INSTRUCCIONES DE TAREAS:
[1] Reproduce tal cual el fragmento del texto sobre Éric Volant que va desde "Éric Volant, sacerdote" hasta "en Montreal (UQAM)." inclusive.
[2] Continúa el texto sobre Éric Volant a partir de su última oración.

TEXTO DEL EJERCICIO:

El viejo profesor es Éric Volant y acaba de morir en una unidad de cuidados paliativos del centro de Montreal, tras una metástasis que lo arrastró con él, siendo un casi nonagenario lúcido, generoso y activo. Mantuvo la claridad hasta el final. Lo suficiente como para entender que la vida le había regalado simientes a raudales porque rara vez es cicatera con quien la vive desde la más honda sensibilidad. Pero también como para entender que esas simientes no se quedaron en sus manos, sino que fueron fermentando, intensamente, en sus discípulos. Entre ellos la investigadora que siempre le habló en su lengua, que él tenía casi olvidada.

Éric Volant, sacerdote joven y temerario, salió de su pueblo natal en Bélgica para cruzar el mar y conquistar una sociedad cerrada y muy creyente. Montreal. Años cuarenta. Una ciudad donde todavía su población celebraba misas diarias y la devoción se mostraba por doquier en sus numerosísimas iglesias -el paso al laicismo, imparable en todo caso, se produce en la década de los sesenta-. En 1949 Volant ejercía ya de profesor de teología en la Universidad de Quebec en Montreal (UQAM).

DATOS DE ENTRADA:
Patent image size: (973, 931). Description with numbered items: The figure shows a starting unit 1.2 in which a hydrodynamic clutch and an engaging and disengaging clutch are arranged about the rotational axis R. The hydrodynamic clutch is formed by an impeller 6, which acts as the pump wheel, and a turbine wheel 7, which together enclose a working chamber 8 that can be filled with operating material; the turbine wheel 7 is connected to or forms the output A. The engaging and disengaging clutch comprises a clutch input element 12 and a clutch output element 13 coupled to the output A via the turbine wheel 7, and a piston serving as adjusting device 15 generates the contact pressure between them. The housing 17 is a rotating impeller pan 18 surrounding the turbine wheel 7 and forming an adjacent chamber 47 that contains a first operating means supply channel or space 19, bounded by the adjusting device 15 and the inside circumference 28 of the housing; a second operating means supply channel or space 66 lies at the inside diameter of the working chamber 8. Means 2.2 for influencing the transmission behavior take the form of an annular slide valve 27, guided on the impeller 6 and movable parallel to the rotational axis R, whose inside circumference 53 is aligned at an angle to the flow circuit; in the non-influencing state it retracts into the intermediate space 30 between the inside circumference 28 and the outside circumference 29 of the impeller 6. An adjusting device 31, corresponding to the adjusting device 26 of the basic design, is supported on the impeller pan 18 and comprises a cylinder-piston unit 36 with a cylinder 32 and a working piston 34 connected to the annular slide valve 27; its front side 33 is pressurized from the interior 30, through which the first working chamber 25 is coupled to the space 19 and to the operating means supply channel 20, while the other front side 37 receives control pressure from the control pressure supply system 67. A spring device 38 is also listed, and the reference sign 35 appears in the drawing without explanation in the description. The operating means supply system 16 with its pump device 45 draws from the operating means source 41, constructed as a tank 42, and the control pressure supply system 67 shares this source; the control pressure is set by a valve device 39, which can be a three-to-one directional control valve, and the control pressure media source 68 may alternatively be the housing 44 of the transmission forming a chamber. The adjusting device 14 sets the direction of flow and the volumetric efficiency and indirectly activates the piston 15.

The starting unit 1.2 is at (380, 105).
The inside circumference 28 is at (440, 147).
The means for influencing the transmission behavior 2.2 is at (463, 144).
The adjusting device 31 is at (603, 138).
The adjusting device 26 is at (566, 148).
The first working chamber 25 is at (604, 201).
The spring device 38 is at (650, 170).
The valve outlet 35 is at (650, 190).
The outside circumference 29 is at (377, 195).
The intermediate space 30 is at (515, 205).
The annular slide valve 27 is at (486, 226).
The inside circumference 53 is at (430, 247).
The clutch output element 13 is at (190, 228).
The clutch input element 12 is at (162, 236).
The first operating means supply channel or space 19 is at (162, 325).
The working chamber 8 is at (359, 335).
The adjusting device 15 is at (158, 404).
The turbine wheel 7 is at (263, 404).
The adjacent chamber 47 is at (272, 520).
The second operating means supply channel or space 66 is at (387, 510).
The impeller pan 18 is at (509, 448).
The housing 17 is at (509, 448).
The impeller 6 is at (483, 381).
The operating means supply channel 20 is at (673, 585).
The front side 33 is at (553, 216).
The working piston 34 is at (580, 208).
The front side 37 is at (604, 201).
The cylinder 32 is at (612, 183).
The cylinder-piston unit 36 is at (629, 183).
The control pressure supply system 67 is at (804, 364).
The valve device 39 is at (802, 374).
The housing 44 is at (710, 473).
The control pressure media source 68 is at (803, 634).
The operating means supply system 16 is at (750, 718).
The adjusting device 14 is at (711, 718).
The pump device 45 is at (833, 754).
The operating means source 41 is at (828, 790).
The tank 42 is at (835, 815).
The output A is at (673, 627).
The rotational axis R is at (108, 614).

RESPUESTAS DE TAREAS:
[1]
Éric Volant, sacerdote joven y temerario, salió de su pueblo natal en Bélgica para cruzar el mar y conquistar una sociedad cerrada y muy creyente. Montreal. Años cuarenta. Una ciudad donde todavía su población celebraba misas diarias y la devoción se mostraba por doquier en sus numerosísimas iglesias -el paso al laicismo, imparable en todo caso, se produce en la década de los sesenta-. En 1949 Volant ejercía ya de profesor de teología en la Universidad de Quebec en Montreal (UQAM).

[2]
Ética del suicidio

Allí empieza a ocuparse de la ética, esa rareza en el mundo de las ciencias y las humanidades -culmina su trabajo con un libro de título seductor, La casa de la ética-. No era baladí ni el tema ni su metáfora. Él mismo relataba cómo uno de los recuerdos más vívidos de su infancia tenía que ver con la casa que, poco a poco, iba construyendo su padre en un patatal. El niño Éric, de nueve años de edad, se acercaba cada día a la salida del colegio para ver cómo en ese campo que en alguna ocasión dio frutos de los que se alimentaron, se iba erigiendo, ladrillo a ladrillo, una promesa de protección y permanencia. Como él mismo explicaba, una serie de azares, que imagino asociados a la guerra y otras inclemencias vitales similares, hicieron que aquella casa solo pudiera disfrutarla un año. Pero le quedó esa idea de la casa como espacio para habitar y cohabitar, donde la ética surge de la práctica de la empatía -ponerse en el lugar del otro, ser el otro-. Quién sabe si su propuesta de substituir la ancestral pregunta “¿quién soy?” por “¿desde dónde me hablas?” tiene que ver con esa capacidad suya para la audacia de la persona dispuesta a la infinita comprensión del ser humano. Pero existimos, insistía él, físicamente. Somos animales geográficos.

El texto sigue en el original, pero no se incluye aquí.